OBJECTIVE: Set the listing down again exactly, please, apart from its pictures.

Records from a data collection:
-=-=-=-=-
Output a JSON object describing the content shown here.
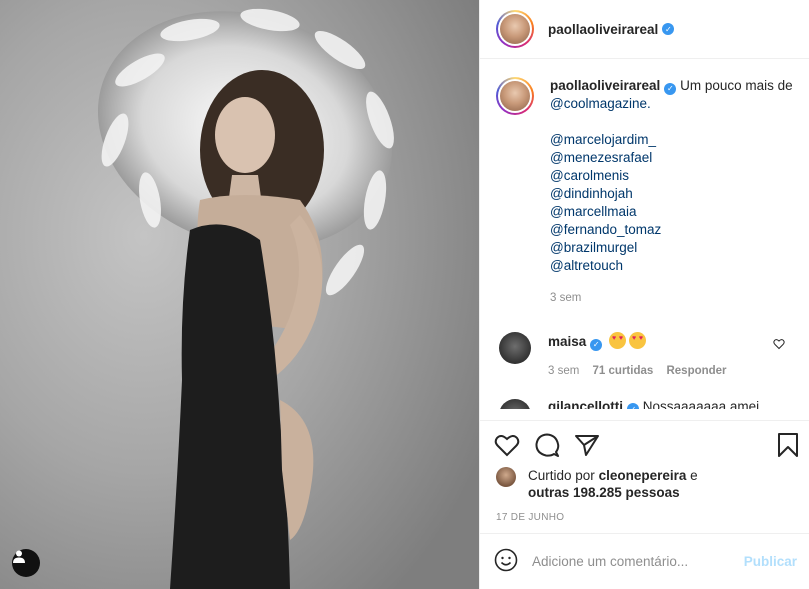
{
  "post": {
    "author": "paollaoliveirareal",
    "caption_text": "Um pouco mais de",
    "caption_mention": "@coolmagazine.",
    "mentions": [
      "@marcelojardim_",
      "@menezesrafael",
      "@carolmenis",
      "@dindinhojah",
      "@marcellmaia",
      "@fernando_tomaz",
      "@brazilmurgel",
      "@altretouch"
    ],
    "caption_time": "3 sem"
  },
  "comments": [
    {
      "user": "maisa",
      "time": "3 sem",
      "likes": "71 curtidas",
      "reply": "Responder"
    },
    {
      "user": "gilancellotti",
      "text": "Nossaaaaaaa amei"
    }
  ],
  "likes": {
    "prefix": "Curtido por",
    "user": "cleonepereira",
    "suffix": "e",
    "others": "outras 198.285 pessoas"
  },
  "date": "17 DE JUNHO",
  "add_comment": {
    "placeholder": "Adicione um comentário...",
    "publish_label": "Publicar"
  },
  "icons": [
    "user-tag-icon",
    "verified-icon",
    "heart-icon",
    "comment-icon",
    "share-icon",
    "save-icon",
    "emoji-icon"
  ],
  "colors": {
    "verified": "#3897f0",
    "link": "#00376b",
    "muted": "#8e8e8e",
    "publish_disabled": "#b2dffc"
  }
}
-=-=-=-=-
RESULT:
Output a JSON object describing the content shown here.
{
  "post": {
    "author": "paollaoliveirareal",
    "caption_text": "Um pouco mais de",
    "caption_mention": "@coolmagazine.",
    "mentions": [
      "@marcelojardim_",
      "@menezesrafael",
      "@carolmenis",
      "@dindinhojah",
      "@marcellmaia",
      "@fernando_tomaz",
      "@brazilmurgel",
      "@altretouch"
    ],
    "caption_time": "3 sem"
  },
  "comments": [
    {
      "user": "maisa",
      "time": "3 sem",
      "likes": "71 curtidas",
      "reply": "Responder"
    },
    {
      "user": "gilancellotti",
      "text": "Nossaaaaaaa amei"
    }
  ],
  "likes": {
    "prefix": "Curtido por",
    "user": "cleonepereira",
    "suffix": "e",
    "others": "outras 198.285 pessoas"
  },
  "date": "17 DE JUNHO",
  "add_comment": {
    "placeholder": "Adicione um comentário...",
    "publish_label": "Publicar"
  },
  "icons": [
    "user-tag-icon",
    "verified-icon",
    "heart-icon",
    "comment-icon",
    "share-icon",
    "save-icon",
    "emoji-icon"
  ],
  "colors": {
    "verified": "#3897f0",
    "link": "#00376b",
    "muted": "#8e8e8e",
    "publish_disabled": "#b2dffc"
  }
}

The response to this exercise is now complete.